'''

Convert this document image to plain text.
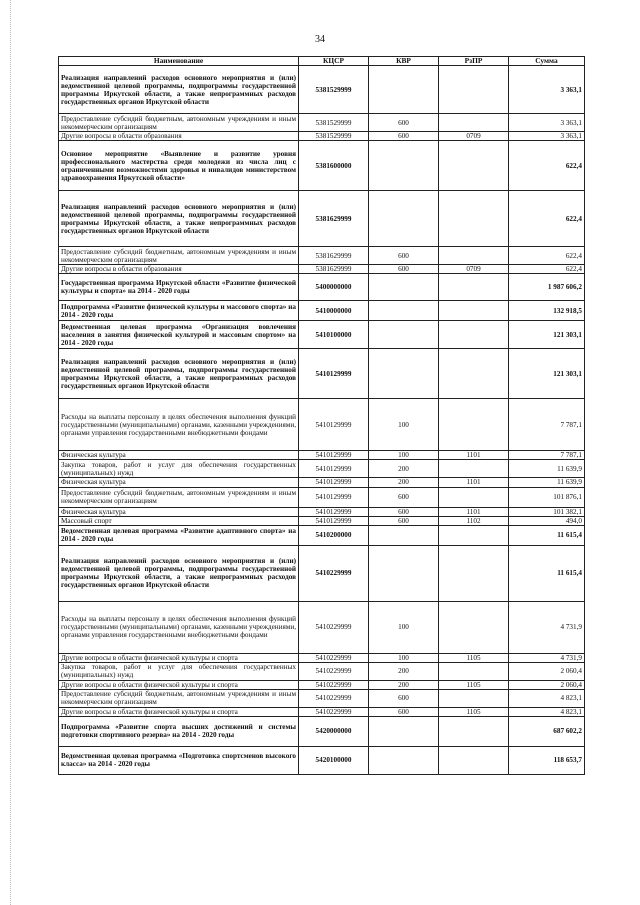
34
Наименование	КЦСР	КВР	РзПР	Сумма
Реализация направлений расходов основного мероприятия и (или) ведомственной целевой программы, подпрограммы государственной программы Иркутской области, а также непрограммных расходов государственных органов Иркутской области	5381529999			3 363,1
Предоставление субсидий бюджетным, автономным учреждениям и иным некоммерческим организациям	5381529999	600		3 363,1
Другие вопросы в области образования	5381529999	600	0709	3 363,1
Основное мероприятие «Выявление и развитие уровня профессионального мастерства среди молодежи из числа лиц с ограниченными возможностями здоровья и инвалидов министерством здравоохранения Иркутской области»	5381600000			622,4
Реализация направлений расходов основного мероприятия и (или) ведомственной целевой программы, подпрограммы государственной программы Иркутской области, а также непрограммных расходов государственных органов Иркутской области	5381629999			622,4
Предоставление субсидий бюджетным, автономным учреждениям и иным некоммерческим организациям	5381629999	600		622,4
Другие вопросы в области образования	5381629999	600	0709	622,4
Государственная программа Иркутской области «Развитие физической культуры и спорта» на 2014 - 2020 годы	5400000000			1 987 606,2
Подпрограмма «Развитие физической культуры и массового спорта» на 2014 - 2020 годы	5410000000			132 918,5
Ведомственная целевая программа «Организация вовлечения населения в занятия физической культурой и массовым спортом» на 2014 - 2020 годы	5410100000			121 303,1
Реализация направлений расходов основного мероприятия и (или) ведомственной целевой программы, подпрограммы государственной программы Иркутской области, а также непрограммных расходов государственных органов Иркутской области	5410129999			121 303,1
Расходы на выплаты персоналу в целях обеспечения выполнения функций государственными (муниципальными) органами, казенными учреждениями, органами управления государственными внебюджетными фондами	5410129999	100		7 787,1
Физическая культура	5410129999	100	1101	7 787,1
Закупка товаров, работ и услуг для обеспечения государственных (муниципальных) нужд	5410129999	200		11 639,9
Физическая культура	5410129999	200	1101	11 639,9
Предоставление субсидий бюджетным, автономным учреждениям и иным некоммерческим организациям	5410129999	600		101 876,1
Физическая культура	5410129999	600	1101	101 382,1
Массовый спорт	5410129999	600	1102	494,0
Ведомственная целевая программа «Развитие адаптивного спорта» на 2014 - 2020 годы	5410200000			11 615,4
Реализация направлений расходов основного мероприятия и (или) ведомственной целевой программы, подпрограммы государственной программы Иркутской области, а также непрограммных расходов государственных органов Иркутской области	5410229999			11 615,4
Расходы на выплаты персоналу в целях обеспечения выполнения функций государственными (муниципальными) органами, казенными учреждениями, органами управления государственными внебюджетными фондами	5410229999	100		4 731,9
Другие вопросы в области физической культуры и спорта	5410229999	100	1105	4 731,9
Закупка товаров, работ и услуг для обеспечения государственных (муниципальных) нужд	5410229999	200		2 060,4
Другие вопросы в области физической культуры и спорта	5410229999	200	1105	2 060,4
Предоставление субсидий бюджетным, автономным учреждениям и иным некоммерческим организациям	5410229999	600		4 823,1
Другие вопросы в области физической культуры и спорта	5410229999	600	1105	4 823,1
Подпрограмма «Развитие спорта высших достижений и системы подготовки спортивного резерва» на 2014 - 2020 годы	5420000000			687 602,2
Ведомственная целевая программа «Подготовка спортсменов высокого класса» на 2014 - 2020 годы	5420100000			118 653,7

'''
'''

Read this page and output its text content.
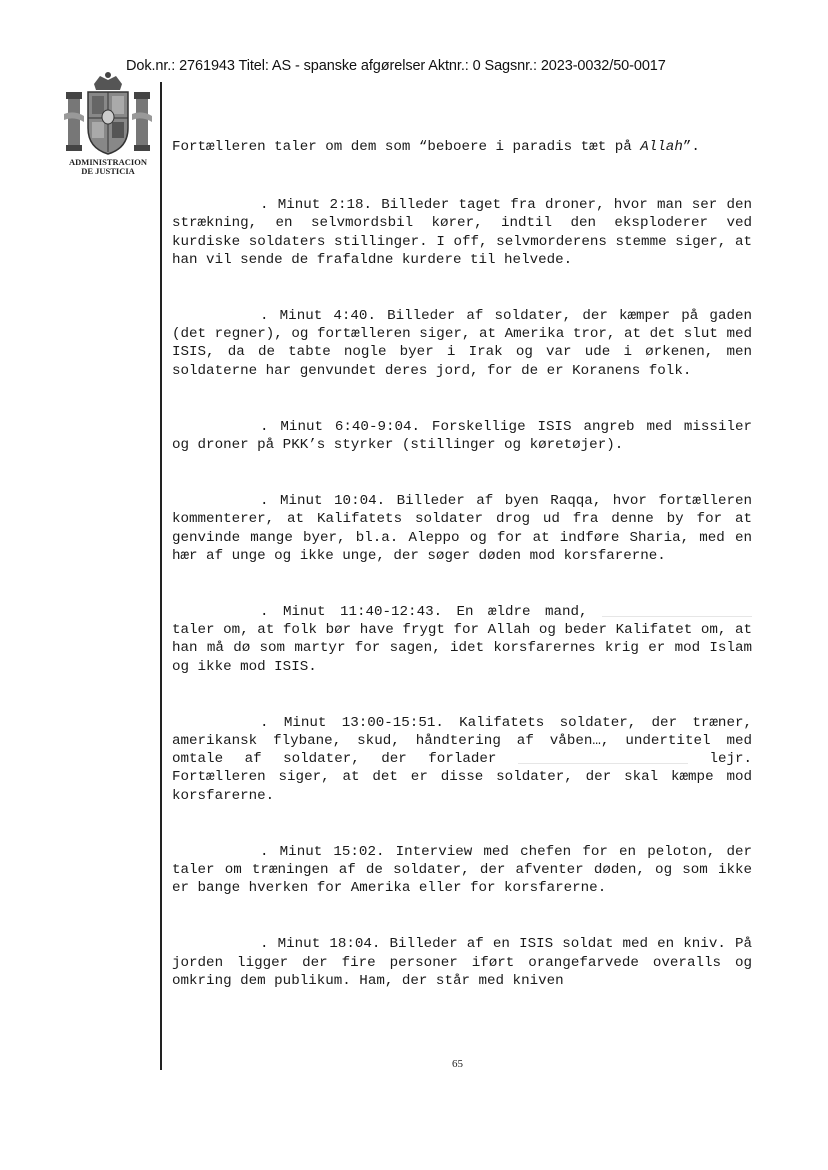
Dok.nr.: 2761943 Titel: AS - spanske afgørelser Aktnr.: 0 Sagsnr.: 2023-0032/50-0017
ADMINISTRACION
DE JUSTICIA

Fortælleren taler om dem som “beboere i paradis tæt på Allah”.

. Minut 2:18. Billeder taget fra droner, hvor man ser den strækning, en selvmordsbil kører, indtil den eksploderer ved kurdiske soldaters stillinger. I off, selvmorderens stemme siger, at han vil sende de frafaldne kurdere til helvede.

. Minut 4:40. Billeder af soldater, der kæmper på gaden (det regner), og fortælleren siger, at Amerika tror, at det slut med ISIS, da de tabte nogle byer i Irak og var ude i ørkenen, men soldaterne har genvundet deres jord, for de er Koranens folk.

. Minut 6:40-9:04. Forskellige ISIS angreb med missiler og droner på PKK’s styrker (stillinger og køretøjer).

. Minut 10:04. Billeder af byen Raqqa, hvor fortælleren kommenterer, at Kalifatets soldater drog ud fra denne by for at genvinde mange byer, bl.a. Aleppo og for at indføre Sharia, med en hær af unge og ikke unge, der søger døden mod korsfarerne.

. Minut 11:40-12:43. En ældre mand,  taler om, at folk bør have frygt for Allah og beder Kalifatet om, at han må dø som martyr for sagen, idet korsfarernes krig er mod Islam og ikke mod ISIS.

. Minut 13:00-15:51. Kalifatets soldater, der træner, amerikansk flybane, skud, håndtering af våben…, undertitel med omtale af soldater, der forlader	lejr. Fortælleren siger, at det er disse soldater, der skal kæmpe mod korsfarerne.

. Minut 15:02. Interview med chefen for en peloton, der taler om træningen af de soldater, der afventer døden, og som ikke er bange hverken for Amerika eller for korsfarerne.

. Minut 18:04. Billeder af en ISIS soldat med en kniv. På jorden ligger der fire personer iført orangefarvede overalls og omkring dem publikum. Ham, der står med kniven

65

'''

• _Exercise description_
Identify and extract each line of the listing that contains "Закупка".

• _Full answer_
Закупка товаров, работ и услуг для обеспечения государственных (муниципальных) нужд	5410129999	200		11 639,9
Закупка товаров, работ и услуг для обеспечения государственных (муниципальных) нужд	5410229999	200		2 060,4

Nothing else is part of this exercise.